### [Instruction]
Find how many lines contain "type" and state only that number.

### [Extracts from a graphics dataset]
— Start —
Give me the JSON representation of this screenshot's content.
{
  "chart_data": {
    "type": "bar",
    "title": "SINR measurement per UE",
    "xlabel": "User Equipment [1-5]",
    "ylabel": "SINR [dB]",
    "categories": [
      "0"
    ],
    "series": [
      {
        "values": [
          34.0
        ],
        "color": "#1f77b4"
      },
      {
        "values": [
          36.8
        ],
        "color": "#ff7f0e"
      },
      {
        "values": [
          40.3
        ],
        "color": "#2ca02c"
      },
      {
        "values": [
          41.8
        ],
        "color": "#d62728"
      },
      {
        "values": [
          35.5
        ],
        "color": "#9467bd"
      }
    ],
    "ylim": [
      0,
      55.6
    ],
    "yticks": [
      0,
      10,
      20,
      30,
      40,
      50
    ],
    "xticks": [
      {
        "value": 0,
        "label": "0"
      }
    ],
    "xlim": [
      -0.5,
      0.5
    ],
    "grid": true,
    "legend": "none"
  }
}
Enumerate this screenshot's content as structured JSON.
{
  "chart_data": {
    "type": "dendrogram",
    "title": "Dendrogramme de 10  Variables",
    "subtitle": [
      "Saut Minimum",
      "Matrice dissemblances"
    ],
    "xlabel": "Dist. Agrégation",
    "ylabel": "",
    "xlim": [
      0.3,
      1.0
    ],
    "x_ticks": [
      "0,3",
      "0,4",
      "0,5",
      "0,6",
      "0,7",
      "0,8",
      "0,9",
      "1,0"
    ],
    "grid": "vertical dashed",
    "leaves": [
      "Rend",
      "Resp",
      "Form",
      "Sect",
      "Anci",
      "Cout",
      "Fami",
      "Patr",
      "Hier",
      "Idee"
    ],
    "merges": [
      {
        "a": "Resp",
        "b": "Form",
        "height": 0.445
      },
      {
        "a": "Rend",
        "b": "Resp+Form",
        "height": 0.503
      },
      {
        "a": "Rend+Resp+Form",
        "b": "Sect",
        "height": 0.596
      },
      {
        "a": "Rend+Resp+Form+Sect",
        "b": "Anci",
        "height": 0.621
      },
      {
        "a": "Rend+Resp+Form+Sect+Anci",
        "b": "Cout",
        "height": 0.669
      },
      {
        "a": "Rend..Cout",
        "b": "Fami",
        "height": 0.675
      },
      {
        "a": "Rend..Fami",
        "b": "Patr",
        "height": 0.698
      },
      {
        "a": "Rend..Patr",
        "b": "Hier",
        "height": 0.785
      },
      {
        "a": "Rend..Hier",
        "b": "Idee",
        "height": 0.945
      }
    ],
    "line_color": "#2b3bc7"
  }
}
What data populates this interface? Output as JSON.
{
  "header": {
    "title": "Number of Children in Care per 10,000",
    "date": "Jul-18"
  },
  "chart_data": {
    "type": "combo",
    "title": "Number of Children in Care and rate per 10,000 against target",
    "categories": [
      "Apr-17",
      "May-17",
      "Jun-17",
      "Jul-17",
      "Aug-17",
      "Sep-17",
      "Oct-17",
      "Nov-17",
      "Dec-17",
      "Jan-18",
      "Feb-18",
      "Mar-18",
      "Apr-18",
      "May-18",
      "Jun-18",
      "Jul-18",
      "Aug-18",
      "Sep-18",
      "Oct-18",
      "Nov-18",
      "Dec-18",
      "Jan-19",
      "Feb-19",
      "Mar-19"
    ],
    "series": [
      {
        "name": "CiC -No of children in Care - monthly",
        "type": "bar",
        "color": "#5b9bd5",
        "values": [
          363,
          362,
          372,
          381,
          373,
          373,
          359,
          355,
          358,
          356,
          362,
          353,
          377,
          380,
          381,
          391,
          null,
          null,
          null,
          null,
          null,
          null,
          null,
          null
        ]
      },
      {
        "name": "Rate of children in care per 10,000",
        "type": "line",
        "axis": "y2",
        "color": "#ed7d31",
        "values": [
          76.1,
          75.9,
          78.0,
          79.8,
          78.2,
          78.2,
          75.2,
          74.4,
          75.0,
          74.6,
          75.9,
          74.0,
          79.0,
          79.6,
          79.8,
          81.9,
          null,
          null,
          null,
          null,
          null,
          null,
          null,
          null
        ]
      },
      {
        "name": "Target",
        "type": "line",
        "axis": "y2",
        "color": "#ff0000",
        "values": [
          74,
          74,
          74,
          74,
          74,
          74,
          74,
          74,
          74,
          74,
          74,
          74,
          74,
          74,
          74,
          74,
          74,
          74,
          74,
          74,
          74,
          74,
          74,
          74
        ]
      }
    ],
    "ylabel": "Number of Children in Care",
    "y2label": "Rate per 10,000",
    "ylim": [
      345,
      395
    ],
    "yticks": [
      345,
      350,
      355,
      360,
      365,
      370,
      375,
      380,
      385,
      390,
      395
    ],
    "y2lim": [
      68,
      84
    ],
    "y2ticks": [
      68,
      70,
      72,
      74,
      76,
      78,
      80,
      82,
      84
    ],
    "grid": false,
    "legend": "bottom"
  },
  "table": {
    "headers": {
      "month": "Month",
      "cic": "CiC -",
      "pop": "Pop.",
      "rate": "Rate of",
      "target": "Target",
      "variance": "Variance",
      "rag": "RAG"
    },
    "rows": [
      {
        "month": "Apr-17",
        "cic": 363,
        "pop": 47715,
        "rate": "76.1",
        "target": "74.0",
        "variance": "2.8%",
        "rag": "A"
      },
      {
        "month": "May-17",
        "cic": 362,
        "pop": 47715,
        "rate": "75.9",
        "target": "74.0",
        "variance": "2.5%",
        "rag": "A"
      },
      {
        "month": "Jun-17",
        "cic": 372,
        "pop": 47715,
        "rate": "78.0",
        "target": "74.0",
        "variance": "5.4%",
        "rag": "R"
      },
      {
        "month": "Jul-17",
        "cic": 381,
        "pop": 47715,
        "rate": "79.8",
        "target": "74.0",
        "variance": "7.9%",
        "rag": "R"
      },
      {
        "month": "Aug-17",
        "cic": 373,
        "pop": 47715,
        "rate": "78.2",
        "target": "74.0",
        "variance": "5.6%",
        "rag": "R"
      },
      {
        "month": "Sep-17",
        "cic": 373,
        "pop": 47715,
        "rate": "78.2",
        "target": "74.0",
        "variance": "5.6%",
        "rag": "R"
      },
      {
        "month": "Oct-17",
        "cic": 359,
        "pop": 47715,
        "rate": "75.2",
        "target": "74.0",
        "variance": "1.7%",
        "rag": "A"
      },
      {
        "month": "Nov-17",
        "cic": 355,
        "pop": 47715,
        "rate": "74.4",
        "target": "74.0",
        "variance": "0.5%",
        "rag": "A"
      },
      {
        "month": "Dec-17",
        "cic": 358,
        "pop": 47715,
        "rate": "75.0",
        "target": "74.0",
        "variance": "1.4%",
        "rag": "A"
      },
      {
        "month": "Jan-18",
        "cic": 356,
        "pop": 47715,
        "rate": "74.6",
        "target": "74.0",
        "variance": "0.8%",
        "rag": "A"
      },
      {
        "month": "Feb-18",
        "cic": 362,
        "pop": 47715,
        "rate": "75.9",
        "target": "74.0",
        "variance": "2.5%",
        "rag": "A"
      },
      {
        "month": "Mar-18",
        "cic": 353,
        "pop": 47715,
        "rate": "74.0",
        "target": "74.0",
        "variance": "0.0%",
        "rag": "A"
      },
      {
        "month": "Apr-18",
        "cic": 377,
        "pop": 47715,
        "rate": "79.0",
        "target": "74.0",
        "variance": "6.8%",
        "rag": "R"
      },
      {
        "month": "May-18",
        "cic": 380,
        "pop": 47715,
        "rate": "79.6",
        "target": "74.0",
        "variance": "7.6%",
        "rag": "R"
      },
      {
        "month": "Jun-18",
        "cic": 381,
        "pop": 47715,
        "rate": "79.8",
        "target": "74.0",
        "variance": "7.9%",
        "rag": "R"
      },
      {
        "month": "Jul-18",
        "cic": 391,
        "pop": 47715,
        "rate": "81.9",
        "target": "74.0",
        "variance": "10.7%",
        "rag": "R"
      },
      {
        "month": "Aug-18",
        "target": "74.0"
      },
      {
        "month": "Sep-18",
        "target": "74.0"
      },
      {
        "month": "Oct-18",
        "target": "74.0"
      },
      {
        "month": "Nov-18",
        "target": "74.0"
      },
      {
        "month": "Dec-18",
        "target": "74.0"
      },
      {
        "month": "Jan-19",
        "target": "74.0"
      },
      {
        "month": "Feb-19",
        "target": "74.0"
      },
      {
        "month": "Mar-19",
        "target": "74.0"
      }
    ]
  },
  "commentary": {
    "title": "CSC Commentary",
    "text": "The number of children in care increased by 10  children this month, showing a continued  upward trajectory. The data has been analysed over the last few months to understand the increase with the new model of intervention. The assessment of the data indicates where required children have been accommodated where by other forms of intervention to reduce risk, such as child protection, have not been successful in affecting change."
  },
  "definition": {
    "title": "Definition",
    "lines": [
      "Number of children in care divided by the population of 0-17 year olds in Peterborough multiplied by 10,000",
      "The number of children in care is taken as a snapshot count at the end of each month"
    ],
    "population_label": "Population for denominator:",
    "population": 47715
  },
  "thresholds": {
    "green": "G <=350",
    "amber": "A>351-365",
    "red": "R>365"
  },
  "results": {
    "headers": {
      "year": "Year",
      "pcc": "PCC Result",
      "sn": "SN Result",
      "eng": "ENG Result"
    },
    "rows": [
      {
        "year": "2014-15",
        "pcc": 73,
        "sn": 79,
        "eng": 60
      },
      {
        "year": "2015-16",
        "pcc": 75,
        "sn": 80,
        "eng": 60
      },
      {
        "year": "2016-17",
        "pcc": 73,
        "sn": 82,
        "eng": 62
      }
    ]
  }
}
— End —
### [Exercise result]
6